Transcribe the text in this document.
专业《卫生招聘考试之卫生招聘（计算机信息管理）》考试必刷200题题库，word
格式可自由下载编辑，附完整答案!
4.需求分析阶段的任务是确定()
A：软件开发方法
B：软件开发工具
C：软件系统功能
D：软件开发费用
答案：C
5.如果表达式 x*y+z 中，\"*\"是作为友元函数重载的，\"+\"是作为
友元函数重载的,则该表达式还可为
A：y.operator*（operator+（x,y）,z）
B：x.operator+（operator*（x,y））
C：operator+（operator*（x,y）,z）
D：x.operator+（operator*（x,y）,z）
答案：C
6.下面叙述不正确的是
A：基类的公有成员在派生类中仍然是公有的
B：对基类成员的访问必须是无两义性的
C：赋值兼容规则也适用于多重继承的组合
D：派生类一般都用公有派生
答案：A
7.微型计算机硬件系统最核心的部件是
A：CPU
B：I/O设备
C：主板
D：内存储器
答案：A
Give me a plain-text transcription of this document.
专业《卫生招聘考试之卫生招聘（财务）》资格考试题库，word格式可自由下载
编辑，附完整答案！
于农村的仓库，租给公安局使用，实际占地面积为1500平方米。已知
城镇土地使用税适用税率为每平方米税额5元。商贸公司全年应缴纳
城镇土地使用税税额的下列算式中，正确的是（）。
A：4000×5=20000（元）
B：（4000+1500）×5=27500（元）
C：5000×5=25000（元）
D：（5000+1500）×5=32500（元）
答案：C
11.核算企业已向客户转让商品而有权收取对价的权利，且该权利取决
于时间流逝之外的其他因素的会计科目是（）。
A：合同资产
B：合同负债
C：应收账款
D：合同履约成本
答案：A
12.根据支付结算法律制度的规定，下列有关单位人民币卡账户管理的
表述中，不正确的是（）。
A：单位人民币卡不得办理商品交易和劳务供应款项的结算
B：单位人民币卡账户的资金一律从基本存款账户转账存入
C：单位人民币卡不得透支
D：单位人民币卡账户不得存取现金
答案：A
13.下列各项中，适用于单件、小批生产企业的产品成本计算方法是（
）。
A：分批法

_WORK INSTRUCTIONS_: Work through the data and report how many of its lines hold the word "operator", giving only the figure.

_SOLUTION_: 4